» **What you are asked to do**
In the material below, find each line holding the string "icon" and copy it.

» **Records shown**
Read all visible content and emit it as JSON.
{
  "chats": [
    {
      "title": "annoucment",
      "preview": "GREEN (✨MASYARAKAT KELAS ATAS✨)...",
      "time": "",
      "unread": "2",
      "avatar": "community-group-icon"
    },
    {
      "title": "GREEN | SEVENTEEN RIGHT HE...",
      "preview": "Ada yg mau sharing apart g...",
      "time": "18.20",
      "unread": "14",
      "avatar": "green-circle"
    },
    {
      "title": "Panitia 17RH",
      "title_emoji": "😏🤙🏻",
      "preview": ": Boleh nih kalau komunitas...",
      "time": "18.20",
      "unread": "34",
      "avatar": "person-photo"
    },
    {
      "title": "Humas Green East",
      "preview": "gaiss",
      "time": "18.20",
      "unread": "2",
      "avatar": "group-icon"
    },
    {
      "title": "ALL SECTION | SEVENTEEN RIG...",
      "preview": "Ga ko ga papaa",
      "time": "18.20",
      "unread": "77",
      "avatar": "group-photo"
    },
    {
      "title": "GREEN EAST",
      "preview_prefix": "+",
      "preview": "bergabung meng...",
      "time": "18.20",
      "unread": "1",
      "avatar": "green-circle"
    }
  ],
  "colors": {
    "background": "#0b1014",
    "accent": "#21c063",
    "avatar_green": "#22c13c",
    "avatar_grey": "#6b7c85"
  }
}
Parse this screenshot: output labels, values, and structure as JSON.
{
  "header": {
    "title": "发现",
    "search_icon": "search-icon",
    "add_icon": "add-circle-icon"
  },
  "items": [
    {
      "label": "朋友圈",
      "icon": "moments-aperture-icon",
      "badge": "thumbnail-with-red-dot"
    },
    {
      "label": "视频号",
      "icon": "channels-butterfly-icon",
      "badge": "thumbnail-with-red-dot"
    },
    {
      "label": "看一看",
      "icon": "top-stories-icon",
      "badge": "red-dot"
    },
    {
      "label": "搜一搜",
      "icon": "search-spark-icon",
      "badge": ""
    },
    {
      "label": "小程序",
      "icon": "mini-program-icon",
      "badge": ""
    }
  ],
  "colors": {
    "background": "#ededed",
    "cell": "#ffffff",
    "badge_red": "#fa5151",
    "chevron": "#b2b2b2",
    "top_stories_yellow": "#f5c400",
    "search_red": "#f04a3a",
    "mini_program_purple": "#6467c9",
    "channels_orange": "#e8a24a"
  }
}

» **Completed task**
      "avatar": "community-group-icon"
      "avatar": "group-icon"
    "search_icon": "search-icon",
    "add_icon": "add-circle-icon"
      "icon": "moments-aperture-icon",
      "icon": "channels-butterfly-icon",
      "icon": "top-stories-icon",
      "icon": "search-spark-icon",
      "icon": "mini-program-icon",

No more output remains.